- [Do this]: Each line containing the word "color" should be found and copied.

- [Figure record extracts]:
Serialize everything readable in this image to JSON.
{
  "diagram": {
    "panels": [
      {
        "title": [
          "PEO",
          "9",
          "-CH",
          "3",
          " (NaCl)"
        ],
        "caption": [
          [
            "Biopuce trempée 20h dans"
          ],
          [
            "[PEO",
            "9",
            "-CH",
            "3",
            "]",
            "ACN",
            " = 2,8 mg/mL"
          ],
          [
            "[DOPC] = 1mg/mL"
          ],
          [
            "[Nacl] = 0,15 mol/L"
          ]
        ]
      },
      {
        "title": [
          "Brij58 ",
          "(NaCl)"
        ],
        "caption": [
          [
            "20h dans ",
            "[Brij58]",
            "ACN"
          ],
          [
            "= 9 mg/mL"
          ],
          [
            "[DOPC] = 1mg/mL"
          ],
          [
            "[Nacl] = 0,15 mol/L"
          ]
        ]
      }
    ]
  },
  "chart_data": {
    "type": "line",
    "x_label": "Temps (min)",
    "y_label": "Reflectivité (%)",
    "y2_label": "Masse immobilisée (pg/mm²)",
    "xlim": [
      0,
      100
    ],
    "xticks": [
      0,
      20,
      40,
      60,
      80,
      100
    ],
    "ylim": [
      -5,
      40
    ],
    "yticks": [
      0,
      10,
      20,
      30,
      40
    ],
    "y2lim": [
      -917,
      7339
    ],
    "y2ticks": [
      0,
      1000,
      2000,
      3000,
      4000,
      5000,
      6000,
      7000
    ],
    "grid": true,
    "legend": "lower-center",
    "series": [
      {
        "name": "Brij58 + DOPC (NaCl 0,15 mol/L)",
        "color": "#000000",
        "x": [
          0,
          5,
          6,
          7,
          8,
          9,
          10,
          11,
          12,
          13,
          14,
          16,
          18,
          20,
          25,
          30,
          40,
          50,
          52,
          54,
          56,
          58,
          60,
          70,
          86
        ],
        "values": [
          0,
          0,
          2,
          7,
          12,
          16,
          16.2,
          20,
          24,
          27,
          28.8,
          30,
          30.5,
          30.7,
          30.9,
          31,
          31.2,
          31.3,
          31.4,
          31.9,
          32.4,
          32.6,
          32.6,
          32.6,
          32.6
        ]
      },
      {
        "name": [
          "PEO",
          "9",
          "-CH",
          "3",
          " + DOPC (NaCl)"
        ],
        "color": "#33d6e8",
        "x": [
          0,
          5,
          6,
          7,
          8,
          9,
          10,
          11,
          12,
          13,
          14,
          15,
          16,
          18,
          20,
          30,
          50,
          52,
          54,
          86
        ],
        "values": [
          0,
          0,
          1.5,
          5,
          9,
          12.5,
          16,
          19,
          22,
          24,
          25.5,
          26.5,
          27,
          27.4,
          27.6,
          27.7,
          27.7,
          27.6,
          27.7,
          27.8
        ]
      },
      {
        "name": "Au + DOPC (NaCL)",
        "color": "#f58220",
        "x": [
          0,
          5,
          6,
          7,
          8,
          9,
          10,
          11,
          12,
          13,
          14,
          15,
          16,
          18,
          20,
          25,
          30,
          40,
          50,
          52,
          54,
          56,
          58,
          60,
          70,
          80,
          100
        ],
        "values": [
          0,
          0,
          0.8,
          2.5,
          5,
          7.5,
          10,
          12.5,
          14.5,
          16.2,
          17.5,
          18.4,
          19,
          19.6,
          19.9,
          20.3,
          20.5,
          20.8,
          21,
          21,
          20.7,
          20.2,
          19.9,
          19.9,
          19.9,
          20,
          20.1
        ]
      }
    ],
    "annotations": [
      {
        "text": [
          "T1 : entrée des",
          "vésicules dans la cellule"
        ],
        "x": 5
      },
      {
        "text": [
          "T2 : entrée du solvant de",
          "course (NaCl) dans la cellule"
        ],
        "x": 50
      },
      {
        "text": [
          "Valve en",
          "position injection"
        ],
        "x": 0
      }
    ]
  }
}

- [Correct result]:
        "color": "#000000",
        "color": "#33d6e8",
        "color": "#f58220",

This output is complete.